[Source records]
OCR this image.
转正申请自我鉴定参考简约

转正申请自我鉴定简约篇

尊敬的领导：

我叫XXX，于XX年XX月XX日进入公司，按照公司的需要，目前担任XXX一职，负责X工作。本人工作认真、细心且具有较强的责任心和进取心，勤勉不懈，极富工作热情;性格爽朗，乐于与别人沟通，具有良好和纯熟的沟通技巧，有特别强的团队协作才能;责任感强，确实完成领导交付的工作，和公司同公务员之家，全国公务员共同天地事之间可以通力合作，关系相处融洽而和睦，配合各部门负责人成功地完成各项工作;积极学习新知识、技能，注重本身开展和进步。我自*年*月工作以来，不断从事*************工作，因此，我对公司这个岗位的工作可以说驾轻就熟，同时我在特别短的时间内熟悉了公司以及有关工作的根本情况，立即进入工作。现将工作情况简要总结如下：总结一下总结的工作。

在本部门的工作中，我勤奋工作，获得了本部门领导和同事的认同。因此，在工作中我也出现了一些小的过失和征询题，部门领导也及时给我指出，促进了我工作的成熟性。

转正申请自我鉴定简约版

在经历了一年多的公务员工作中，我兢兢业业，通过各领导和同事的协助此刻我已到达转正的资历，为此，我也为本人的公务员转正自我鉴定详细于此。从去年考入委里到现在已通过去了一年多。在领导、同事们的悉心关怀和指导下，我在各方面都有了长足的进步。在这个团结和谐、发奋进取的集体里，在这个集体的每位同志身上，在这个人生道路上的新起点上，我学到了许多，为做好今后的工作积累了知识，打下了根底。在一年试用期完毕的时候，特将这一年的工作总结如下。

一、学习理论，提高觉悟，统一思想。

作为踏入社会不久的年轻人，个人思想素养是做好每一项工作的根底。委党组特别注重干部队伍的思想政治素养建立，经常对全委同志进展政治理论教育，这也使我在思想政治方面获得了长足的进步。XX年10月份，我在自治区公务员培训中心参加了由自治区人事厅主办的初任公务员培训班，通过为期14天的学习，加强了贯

▶ **EXERCISE DESCRIPTION**: Extract each record, keeping it identical to the original.

▶ **CORRECT ANSWER**:
OCR this image.
转正申请自我鉴定参考简约

转正申请自我鉴定简约篇

尊敬的领导：

我叫XXX，于XX年XX月XX日进入公司，按照公司的需要，目前担任XXX一职，负责X工作。本人工作认真、细心且具有较强的责任心和进取心，勤勉不懈，极富工作热情;性格爽朗，乐于与别人沟通，具有良好和纯熟的沟通技巧，有特别强的团队协作才能;责任感强，确实完成领导交付的工作，和公司同公务员之家，全国公务员共同天地事之间可以通力合作，关系相处融洽而和睦，配合各部门负责人成功地完成各项工作;积极学习新知识、技能，注重本身开展和进步。我自*年*月工作以来，不断从事*************工作，因此，我对公司这个岗位的工作可以说驾轻就熟，同时我在特别短的时间内熟悉了公司以及有关工作的根本情况，立即进入工作。现将工作情况简要总结如下：总结一下总结的工作。

在本部门的工作中，我勤奋工作，获得了本部门领导和同事的认同。因此，在工作中我也出现了一些小的过失和征询题，部门领导也及时给我指出，促进了我工作的成熟性。

转正申请自我鉴定简约版

在经历了一年多的公务员工作中，我兢兢业业，通过各领导和同事的协助此刻我已到达转正的资历，为此，我也为本人的公务员转正自我鉴定详细于此。从去年考入委里到现在已通过去了一年多。在领导、同事们的悉心关怀和指导下，我在各方面都有了长足的进步。在这个团结和谐、发奋进取的集体里，在这个集体的每位同志身上，在这个人生道路上的新起点上，我学到了许多，为做好今后的工作积累了知识，打下了根底。在一年试用期完毕的时候，特将这一年的工作总结如下。

一、学习理论，提高觉悟，统一思想。

作为踏入社会不久的年轻人，个人思想素养是做好每一项工作的根底。委党组特别注重干部队伍的思想政治素养建立，经常对全委同志进展政治理论教育，这也使我在思想政治方面获得了长足的进步。XX年10月份，我在自治区公务员培训中心参加了由自治区人事厅主办的初任公务员培训班，通过为期14天的学习，加强了贯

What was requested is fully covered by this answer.